__Exercise instructions__
Extract each line where the string "Choose" shows up.

==*==

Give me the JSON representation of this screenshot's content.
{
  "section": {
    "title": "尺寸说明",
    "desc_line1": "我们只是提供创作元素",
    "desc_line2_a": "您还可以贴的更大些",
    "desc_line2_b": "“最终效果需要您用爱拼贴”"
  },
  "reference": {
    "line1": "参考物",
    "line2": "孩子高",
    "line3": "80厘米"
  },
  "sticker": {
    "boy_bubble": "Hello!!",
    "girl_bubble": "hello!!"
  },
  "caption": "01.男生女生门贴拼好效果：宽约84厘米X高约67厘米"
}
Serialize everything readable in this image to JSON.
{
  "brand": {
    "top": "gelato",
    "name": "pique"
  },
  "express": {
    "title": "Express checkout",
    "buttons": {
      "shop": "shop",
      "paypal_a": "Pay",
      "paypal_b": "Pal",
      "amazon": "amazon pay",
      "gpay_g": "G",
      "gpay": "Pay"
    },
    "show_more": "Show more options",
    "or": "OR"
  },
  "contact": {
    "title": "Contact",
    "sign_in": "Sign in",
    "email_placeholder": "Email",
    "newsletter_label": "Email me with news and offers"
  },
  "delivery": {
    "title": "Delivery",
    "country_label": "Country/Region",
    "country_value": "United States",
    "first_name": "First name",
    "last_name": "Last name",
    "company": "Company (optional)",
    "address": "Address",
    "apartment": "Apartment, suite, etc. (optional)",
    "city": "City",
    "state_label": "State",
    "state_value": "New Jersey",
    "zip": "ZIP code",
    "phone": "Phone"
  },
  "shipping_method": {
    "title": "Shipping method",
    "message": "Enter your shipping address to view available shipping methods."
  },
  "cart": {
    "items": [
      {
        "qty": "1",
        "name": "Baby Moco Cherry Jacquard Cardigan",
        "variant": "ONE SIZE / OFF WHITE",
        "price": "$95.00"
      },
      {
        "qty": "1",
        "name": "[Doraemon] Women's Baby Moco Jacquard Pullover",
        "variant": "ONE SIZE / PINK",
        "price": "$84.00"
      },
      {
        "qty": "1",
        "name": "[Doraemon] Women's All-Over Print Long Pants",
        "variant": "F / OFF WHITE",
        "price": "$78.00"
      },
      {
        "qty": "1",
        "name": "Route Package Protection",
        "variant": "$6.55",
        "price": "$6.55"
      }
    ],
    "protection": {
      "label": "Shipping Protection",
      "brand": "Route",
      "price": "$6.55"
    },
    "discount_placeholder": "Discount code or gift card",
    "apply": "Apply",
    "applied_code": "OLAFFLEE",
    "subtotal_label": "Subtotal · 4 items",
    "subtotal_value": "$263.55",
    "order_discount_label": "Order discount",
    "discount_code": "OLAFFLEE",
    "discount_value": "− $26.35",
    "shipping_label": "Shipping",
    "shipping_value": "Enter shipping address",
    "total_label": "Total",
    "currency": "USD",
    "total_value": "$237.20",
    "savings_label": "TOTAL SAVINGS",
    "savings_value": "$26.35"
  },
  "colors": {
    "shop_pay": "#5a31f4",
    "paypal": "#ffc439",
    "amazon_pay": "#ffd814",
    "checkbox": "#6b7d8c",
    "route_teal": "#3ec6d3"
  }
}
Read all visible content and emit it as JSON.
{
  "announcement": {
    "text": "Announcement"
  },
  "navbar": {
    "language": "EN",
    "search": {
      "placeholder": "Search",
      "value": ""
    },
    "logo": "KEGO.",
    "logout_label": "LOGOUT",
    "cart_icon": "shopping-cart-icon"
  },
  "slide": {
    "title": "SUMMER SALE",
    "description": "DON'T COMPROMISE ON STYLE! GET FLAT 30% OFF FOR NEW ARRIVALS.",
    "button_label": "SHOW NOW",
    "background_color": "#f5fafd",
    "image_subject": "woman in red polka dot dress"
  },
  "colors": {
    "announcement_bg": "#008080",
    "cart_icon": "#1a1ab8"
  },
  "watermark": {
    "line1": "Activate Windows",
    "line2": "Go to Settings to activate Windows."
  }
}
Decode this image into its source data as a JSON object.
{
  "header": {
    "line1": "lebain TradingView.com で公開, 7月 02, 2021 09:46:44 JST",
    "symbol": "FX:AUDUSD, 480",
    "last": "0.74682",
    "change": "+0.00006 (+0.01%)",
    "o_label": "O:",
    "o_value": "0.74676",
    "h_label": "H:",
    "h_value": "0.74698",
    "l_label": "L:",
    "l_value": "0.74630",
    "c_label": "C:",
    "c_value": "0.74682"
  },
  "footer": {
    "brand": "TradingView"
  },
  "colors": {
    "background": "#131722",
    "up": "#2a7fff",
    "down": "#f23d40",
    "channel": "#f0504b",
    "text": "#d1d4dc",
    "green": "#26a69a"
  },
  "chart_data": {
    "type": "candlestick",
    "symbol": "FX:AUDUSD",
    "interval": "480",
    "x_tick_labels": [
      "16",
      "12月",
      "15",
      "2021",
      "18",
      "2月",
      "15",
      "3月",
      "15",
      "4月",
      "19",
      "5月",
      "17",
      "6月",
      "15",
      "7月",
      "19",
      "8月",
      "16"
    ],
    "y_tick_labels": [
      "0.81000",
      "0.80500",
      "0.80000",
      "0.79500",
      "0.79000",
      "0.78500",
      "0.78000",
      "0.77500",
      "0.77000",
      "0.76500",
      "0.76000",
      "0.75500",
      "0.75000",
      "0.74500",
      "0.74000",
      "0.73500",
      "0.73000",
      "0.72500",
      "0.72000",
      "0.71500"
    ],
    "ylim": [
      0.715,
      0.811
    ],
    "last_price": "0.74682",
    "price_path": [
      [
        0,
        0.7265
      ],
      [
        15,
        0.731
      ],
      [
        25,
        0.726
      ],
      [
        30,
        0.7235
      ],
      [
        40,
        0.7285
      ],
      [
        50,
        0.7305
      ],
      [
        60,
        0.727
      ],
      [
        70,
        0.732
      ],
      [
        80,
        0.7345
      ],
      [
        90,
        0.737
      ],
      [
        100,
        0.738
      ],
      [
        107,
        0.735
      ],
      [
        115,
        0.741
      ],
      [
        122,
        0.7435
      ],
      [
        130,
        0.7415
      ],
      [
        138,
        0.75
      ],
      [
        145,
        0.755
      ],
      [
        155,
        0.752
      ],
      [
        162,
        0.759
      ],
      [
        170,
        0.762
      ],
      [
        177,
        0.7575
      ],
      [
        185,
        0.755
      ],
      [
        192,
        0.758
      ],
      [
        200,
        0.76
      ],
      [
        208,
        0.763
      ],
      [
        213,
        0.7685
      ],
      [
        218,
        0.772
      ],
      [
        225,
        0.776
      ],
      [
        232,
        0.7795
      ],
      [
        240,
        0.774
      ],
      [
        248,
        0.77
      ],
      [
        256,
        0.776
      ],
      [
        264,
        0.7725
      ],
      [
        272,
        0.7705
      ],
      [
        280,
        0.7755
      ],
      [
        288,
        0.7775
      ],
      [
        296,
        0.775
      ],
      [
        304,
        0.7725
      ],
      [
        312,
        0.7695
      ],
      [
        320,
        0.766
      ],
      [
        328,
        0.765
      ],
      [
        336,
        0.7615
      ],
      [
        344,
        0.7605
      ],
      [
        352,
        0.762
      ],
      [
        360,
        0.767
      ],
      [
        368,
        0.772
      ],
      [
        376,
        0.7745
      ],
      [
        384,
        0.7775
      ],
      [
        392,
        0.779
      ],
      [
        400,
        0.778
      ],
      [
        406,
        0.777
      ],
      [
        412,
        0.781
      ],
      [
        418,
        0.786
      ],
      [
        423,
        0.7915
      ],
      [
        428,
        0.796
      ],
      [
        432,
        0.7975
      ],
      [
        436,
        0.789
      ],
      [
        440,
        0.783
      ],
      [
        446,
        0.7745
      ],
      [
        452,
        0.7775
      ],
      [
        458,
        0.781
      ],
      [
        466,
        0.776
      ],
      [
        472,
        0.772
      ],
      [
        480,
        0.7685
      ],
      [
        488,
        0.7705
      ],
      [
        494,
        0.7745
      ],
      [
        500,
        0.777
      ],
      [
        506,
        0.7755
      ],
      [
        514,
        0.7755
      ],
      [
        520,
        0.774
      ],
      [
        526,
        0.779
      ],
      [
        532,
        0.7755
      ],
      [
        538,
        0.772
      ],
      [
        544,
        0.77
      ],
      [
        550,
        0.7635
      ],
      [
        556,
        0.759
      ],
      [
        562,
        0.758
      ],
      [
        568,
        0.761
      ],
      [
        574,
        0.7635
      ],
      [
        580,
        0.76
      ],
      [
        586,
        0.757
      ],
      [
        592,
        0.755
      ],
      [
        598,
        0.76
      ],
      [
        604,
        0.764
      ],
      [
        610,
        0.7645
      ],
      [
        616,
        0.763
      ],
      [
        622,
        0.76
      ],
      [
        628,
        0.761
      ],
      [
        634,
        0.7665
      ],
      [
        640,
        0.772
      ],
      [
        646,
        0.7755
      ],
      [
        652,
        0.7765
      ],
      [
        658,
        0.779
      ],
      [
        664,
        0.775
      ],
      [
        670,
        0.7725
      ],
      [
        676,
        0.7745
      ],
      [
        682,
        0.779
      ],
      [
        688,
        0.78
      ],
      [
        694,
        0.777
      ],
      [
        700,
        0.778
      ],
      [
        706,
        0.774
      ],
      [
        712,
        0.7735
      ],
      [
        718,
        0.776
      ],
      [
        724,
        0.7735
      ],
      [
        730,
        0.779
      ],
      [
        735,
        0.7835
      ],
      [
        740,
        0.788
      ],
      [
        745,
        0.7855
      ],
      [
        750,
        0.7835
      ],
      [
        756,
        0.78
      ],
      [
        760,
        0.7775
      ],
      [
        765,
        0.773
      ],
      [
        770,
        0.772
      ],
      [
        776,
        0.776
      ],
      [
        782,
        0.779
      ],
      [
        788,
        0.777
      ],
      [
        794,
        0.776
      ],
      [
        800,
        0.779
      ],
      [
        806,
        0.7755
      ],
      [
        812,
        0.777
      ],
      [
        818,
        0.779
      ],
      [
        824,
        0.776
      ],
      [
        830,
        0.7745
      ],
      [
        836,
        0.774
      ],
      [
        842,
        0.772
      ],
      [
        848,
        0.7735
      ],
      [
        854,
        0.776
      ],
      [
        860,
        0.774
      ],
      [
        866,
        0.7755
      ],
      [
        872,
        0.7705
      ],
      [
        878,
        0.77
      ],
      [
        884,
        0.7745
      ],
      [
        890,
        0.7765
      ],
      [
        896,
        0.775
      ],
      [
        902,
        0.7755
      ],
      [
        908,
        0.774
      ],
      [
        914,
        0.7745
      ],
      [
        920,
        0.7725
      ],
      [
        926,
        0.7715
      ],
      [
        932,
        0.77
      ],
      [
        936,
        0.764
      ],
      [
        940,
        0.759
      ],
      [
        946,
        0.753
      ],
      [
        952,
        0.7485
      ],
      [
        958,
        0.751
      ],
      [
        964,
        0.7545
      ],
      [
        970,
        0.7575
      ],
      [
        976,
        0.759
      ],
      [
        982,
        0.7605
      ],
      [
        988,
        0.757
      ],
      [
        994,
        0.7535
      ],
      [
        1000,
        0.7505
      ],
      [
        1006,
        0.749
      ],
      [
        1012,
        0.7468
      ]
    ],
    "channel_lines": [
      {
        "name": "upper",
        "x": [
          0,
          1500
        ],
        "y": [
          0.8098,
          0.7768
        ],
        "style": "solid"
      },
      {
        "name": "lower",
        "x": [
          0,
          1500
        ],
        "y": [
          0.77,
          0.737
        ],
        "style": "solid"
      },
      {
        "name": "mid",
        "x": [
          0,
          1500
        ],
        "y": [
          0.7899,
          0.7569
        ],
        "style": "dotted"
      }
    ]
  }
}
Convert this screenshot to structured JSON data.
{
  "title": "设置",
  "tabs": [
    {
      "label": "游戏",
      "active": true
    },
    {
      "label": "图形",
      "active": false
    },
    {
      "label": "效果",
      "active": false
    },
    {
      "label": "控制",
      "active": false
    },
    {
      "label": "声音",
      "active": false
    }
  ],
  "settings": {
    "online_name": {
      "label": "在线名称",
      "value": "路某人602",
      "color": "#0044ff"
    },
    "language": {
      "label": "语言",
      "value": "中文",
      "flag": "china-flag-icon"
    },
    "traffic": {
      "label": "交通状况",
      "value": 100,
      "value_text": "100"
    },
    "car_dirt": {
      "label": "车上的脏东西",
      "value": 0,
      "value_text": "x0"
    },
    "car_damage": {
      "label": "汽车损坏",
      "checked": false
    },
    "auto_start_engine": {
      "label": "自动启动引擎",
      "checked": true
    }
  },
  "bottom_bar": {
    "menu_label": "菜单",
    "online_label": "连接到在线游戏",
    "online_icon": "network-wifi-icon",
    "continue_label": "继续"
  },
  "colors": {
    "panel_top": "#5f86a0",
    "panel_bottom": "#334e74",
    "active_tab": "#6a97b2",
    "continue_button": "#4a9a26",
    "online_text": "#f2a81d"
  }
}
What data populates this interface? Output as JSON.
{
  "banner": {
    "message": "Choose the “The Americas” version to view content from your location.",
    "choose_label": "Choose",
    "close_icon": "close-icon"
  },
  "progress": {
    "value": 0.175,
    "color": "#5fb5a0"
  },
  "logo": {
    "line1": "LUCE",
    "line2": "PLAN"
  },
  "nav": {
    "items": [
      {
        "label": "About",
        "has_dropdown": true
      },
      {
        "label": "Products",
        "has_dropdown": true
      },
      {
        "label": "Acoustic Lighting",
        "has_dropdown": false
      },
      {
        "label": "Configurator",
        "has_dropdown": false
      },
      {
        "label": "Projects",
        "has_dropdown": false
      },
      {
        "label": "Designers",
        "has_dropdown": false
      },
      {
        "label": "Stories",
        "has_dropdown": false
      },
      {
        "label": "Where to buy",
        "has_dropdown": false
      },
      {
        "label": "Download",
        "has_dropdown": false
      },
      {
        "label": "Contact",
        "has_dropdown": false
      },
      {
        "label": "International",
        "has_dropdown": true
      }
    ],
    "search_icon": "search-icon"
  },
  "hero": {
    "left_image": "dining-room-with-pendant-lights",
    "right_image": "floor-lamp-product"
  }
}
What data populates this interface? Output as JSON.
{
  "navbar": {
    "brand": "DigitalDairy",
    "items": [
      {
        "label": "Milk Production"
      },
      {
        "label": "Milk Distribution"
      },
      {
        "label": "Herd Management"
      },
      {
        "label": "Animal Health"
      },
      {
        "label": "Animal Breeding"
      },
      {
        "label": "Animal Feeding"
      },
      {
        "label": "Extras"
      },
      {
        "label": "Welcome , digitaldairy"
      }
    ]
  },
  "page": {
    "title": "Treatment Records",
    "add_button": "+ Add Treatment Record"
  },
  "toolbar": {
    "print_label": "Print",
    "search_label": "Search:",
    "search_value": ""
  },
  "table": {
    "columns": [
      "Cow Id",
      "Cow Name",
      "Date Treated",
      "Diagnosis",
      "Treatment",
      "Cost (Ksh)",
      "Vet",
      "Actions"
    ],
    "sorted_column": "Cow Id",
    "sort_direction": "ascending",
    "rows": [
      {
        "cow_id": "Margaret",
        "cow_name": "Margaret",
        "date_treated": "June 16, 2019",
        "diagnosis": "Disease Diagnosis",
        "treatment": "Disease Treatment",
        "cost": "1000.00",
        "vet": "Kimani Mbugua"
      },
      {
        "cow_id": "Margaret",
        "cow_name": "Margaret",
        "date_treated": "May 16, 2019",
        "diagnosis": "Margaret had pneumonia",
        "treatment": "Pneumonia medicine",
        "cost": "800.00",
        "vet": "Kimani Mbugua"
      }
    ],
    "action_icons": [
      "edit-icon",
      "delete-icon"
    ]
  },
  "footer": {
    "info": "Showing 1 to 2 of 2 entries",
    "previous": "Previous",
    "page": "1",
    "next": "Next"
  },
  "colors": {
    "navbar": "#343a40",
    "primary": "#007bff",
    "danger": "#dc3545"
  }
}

==*==

__Output below__
    "message": "Choose the “The Americas” version to view content from your location.",
    "choose_label": "Choose",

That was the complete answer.